## start Dataset extract
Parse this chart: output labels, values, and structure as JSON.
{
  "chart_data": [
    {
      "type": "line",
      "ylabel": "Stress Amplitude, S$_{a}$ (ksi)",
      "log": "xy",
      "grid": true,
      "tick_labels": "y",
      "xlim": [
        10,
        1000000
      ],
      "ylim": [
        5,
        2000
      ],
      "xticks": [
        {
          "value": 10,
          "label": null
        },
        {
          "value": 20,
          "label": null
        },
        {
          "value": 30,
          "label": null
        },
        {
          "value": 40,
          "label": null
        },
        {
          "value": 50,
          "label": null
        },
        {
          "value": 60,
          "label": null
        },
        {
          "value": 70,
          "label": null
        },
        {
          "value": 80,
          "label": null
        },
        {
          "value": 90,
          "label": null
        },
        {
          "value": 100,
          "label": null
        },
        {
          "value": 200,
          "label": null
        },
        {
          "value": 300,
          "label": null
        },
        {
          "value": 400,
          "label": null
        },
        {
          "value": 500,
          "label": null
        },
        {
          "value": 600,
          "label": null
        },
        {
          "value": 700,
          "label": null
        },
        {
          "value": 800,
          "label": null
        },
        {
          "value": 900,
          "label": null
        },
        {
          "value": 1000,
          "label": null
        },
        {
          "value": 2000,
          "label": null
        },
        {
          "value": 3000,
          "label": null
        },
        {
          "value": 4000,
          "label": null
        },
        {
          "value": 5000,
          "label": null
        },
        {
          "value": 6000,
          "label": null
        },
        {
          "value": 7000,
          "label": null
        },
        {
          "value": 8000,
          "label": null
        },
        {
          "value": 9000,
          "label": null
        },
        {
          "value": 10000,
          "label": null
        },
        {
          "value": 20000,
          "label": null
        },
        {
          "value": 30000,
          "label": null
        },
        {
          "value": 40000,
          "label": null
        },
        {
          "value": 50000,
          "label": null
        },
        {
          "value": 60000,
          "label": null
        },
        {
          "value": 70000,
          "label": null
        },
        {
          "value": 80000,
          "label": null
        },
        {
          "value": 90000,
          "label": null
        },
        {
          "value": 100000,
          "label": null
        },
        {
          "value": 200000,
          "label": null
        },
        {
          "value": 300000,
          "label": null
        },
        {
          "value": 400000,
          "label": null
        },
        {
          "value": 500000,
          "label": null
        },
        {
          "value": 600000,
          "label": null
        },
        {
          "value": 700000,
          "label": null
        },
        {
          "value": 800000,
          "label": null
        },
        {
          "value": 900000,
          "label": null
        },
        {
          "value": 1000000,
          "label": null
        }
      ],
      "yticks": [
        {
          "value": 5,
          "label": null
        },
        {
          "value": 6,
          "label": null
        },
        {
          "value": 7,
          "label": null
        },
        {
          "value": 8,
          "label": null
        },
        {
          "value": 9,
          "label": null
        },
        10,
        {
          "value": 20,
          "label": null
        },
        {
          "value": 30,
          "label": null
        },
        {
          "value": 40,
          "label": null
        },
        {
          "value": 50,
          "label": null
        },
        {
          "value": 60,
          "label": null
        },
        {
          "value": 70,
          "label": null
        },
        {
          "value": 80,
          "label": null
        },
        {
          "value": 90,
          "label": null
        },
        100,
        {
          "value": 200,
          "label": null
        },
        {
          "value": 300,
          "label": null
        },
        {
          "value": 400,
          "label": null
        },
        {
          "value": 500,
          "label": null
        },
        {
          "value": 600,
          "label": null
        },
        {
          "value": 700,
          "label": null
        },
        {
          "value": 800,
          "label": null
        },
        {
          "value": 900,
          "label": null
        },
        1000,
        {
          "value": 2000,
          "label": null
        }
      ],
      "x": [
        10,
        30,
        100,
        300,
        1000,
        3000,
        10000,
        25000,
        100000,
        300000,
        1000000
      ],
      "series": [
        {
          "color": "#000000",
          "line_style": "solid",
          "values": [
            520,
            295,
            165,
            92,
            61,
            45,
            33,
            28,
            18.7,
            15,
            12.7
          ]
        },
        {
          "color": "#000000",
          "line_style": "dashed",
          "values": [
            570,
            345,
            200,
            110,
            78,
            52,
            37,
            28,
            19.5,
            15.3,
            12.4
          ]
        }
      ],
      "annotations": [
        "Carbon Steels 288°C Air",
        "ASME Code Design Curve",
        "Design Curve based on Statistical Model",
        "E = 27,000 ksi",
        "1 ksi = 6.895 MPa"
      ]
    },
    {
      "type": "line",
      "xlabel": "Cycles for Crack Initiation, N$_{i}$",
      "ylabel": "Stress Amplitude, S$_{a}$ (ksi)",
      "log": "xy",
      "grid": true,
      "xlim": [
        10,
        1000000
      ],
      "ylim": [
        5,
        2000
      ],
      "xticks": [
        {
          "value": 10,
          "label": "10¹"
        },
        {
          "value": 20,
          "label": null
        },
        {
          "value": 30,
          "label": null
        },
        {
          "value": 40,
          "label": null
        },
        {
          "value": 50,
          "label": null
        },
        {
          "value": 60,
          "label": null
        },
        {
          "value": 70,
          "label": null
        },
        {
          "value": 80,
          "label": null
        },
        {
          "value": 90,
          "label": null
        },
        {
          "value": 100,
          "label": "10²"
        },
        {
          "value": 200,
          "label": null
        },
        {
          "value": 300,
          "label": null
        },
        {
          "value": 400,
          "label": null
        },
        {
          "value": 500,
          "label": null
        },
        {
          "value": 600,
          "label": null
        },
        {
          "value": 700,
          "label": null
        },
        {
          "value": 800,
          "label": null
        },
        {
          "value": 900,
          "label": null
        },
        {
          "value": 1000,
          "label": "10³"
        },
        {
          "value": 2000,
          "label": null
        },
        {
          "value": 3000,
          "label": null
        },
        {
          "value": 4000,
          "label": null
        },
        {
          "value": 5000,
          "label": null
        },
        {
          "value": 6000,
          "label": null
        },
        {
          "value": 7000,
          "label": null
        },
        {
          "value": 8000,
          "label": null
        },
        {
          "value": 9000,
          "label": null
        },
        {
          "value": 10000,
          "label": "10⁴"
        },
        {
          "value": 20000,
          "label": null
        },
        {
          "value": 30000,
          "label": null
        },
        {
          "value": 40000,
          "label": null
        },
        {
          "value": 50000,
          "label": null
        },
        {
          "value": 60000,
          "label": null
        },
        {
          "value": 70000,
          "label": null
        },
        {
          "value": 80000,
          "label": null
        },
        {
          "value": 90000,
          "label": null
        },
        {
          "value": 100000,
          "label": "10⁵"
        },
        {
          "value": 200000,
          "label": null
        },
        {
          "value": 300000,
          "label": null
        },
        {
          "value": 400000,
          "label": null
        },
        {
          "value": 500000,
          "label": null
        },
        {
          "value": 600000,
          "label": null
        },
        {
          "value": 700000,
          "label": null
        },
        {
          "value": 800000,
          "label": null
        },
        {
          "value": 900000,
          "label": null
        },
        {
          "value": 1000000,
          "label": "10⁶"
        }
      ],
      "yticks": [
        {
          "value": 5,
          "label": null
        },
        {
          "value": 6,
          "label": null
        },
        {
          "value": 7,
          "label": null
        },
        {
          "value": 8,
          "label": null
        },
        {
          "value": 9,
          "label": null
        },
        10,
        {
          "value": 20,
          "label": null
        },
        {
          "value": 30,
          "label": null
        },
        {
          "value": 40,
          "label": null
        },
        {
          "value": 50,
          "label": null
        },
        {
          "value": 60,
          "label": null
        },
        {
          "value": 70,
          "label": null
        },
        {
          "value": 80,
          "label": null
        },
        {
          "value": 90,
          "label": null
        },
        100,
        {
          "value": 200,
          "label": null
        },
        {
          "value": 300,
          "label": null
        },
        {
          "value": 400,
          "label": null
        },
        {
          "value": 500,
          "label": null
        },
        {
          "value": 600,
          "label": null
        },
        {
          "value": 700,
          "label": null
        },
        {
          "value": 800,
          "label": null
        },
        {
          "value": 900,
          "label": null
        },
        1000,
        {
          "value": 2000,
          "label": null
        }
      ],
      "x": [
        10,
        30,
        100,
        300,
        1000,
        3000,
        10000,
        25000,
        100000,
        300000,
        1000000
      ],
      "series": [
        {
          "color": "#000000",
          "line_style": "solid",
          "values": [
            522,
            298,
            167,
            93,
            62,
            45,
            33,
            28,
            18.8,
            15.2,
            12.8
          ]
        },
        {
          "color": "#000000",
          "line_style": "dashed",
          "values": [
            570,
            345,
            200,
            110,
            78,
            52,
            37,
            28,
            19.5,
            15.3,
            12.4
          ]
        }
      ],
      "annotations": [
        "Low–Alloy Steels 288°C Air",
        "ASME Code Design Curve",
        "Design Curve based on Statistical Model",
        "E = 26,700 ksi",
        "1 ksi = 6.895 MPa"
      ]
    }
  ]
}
## end Dataset extract
Copy out every line of the listing that contains the string "Steels".

        "Carbon Steels 288°C Air",
        "Low–Alloy Steels 288°C Air",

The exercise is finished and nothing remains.